* **TASK INSTRUCTIONS**:
Among the lines below, count those with "JSON". Give the total alone.

* **DATA LISTING**:
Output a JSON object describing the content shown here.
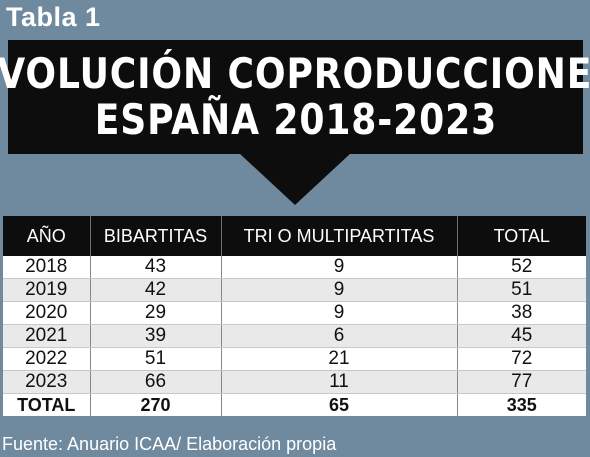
{
  "tag": "Tabla 1",
  "title_line1": "EVOLUCIÓN COPRODUCCIONES",
  "title_line2": "ESPAÑA 2018-2023",
  "source": "Fuente: Anuario ICAA/ Elaboración propia",
  "colors": {
    "background": "#6f8a9f",
    "banner": "#0d0d0d",
    "row_alt": "#e9e9e9"
  },
  "chart_data": {
    "type": "table",
    "columns": [
      "AÑO",
      "BIBARTITAS",
      "TRI O MULTIPARTITAS",
      "TOTAL"
    ],
    "rows": [
      [
        "2018",
        "43",
        "9",
        "52"
      ],
      [
        "2019",
        "42",
        "9",
        "51"
      ],
      [
        "2020",
        "29",
        "9",
        "38"
      ],
      [
        "2021",
        "39",
        "6",
        "45"
      ],
      [
        "2022",
        "51",
        "21",
        "72"
      ],
      [
        "2023",
        "66",
        "11",
        "77"
      ]
    ],
    "total_row": [
      "TOTAL",
      "270",
      "65",
      "335"
    ]
  }
}
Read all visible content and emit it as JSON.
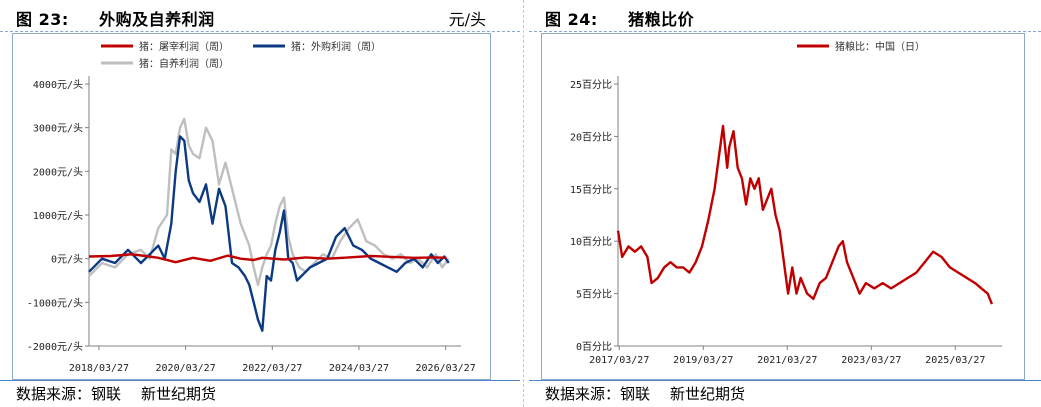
{
  "charts": [
    {
      "fig_label": "图 23:",
      "fig_title": "外购及自养利润",
      "unit": "元/头",
      "source_label": "数据来源：",
      "source_items": [
        "钢联",
        "新世纪期货"
      ],
      "chart_data": {
        "type": "line",
        "title": "外购及自养利润",
        "ylim": [
          -2000,
          4000
        ],
        "yticks": [
          -2000,
          -1000,
          0,
          1000,
          2000,
          3000,
          4000
        ],
        "ytick_labels": [
          "-2000元/头",
          "-1000元/头",
          "0元/头",
          "1000元/头",
          "2000元/头",
          "3000元/头",
          "4000元/头"
        ],
        "xlim": [
          2018.0,
          2026.4
        ],
        "xticks": [
          2018.23,
          2020.23,
          2022.23,
          2024.23,
          2026.23
        ],
        "xtick_labels": [
          "2018/03/27",
          "2020/03/27",
          "2022/03/27",
          "2024/03/27",
          "2026/03/27"
        ],
        "grid": false,
        "legend": "top",
        "series": [
          {
            "name": "猪：屠宰利润（周）",
            "color": "#c00000",
            "x": [
              2018.0,
              2018.5,
              2019.0,
              2019.3,
              2019.6,
              2020.0,
              2020.4,
              2020.8,
              2021.2,
              2021.5,
              2021.8,
              2022.0,
              2022.5,
              2023.0,
              2023.5,
              2024.0,
              2024.5,
              2025.0,
              2025.5,
              2026.0,
              2026.25
            ],
            "values": [
              50,
              60,
              100,
              60,
              20,
              -80,
              20,
              -50,
              70,
              0,
              -30,
              20,
              -20,
              30,
              0,
              30,
              60,
              40,
              20,
              30,
              20
            ]
          },
          {
            "name": "猪：外购利润（周）",
            "color": "#0c3a82",
            "x": [
              2018.0,
              2018.3,
              2018.6,
              2018.9,
              2019.2,
              2019.4,
              2019.6,
              2019.75,
              2019.9,
              2020.0,
              2020.1,
              2020.2,
              2020.3,
              2020.4,
              2020.55,
              2020.7,
              2020.85,
              2021.0,
              2021.15,
              2021.3,
              2021.45,
              2021.6,
              2021.7,
              2021.8,
              2021.9,
              2022.0,
              2022.1,
              2022.2,
              2022.3,
              2022.4,
              2022.5,
              2022.6,
              2022.7,
              2022.8,
              2022.9,
              2023.0,
              2023.1,
              2023.3,
              2023.5,
              2023.7,
              2023.9,
              2024.1,
              2024.3,
              2024.5,
              2024.7,
              2024.9,
              2025.1,
              2025.3,
              2025.5,
              2025.7,
              2025.9,
              2026.05,
              2026.2,
              2026.3
            ],
            "values": [
              -300,
              0,
              -100,
              200,
              -100,
              100,
              300,
              0,
              800,
              2000,
              2800,
              2700,
              1800,
              1500,
              1300,
              1700,
              800,
              1600,
              1200,
              -100,
              -200,
              -400,
              -600,
              -1000,
              -1400,
              -1650,
              -400,
              -500,
              200,
              600,
              1100,
              0,
              -100,
              -500,
              -400,
              -300,
              -200,
              -100,
              0,
              500,
              700,
              300,
              200,
              0,
              -100,
              -200,
              -300,
              -100,
              0,
              -200,
              100,
              -100,
              50,
              -100
            ]
          },
          {
            "name": "猪：自养利润（周）",
            "color": "#bfbfbf",
            "x": [
              2018.0,
              2018.3,
              2018.6,
              2018.9,
              2019.2,
              2019.4,
              2019.6,
              2019.8,
              2019.9,
              2020.0,
              2020.1,
              2020.2,
              2020.3,
              2020.4,
              2020.55,
              2020.7,
              2020.85,
              2021.0,
              2021.15,
              2021.3,
              2021.5,
              2021.7,
              2021.8,
              2021.9,
              2022.0,
              2022.1,
              2022.2,
              2022.3,
              2022.4,
              2022.5,
              2022.6,
              2022.7,
              2022.85,
              2023.0,
              2023.2,
              2023.4,
              2023.6,
              2023.8,
              2024.0,
              2024.2,
              2024.4,
              2024.6,
              2024.8,
              2025.0,
              2025.2,
              2025.4,
              2025.6,
              2025.8,
              2026.0,
              2026.15,
              2026.3
            ],
            "values": [
              -400,
              -100,
              -200,
              100,
              200,
              0,
              700,
              1000,
              2500,
              2400,
              3000,
              3200,
              2600,
              2400,
              2300,
              3000,
              2700,
              1700,
              2200,
              1600,
              800,
              300,
              -200,
              -600,
              -200,
              100,
              300,
              800,
              1200,
              1400,
              500,
              100,
              -200,
              -300,
              -100,
              100,
              0,
              400,
              700,
              900,
              400,
              300,
              100,
              0,
              100,
              -100,
              0,
              -200,
              100,
              -200,
              0
            ]
          }
        ]
      }
    },
    {
      "fig_label": "图 24:",
      "fig_title": "猪粮比价",
      "unit": "",
      "source_label": "数据来源：",
      "source_items": [
        "钢联",
        "新世纪期货"
      ],
      "chart_data": {
        "type": "line",
        "title": "猪粮比价",
        "ylim": [
          0,
          25
        ],
        "yticks": [
          0,
          5,
          10,
          15,
          20,
          25
        ],
        "ytick_labels": [
          "0百分比",
          "5百分比",
          "10百分比",
          "15百分比",
          "20百分比",
          "25百分比"
        ],
        "xlim": [
          2017.2,
          2026.15
        ],
        "xticks": [
          2017.23,
          2019.23,
          2021.23,
          2023.23,
          2025.23
        ],
        "xtick_labels": [
          "2017/03/27",
          "2019/03/27",
          "2021/03/27",
          "2023/03/27",
          "2025/03/27"
        ],
        "grid": false,
        "legend": "top",
        "series": [
          {
            "name": "猪粮比：中国（日）",
            "color": "#c00000",
            "x": [
              2017.2,
              2017.3,
              2017.45,
              2017.6,
              2017.75,
              2017.9,
              2018.0,
              2018.15,
              2018.3,
              2018.45,
              2018.6,
              2018.75,
              2018.9,
              2019.05,
              2019.2,
              2019.35,
              2019.5,
              2019.6,
              2019.7,
              2019.8,
              2019.85,
              2019.95,
              2020.05,
              2020.15,
              2020.25,
              2020.35,
              2020.45,
              2020.55,
              2020.65,
              2020.75,
              2020.85,
              2020.95,
              2021.05,
              2021.15,
              2021.25,
              2021.35,
              2021.45,
              2021.55,
              2021.7,
              2021.85,
              2022.0,
              2022.15,
              2022.3,
              2022.45,
              2022.55,
              2022.65,
              2022.75,
              2022.85,
              2022.95,
              2023.1,
              2023.3,
              2023.5,
              2023.7,
              2023.9,
              2024.1,
              2024.3,
              2024.5,
              2024.7,
              2024.9,
              2025.1,
              2025.3,
              2025.5,
              2025.7,
              2025.85,
              2026.0,
              2026.1
            ],
            "values": [
              11,
              8.5,
              9.5,
              9,
              9.5,
              8.5,
              6,
              6.5,
              7.5,
              8,
              7.5,
              7.5,
              7,
              8,
              9.5,
              12,
              15,
              18,
              21,
              17,
              19,
              20.5,
              17,
              16,
              13.5,
              16,
              15,
              16,
              13,
              14,
              15,
              12.5,
              11,
              8,
              5,
              7.5,
              5,
              6.5,
              5,
              4.5,
              6,
              6.5,
              8,
              9.5,
              10,
              8,
              7,
              6,
              5,
              6,
              5.5,
              6,
              5.5,
              6,
              6.5,
              7,
              8,
              9,
              8.5,
              7.5,
              7,
              6.5,
              6,
              5.5,
              5,
              4
            ]
          }
        ]
      }
    }
  ]
}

* **WRITTEN ANSWER**:
2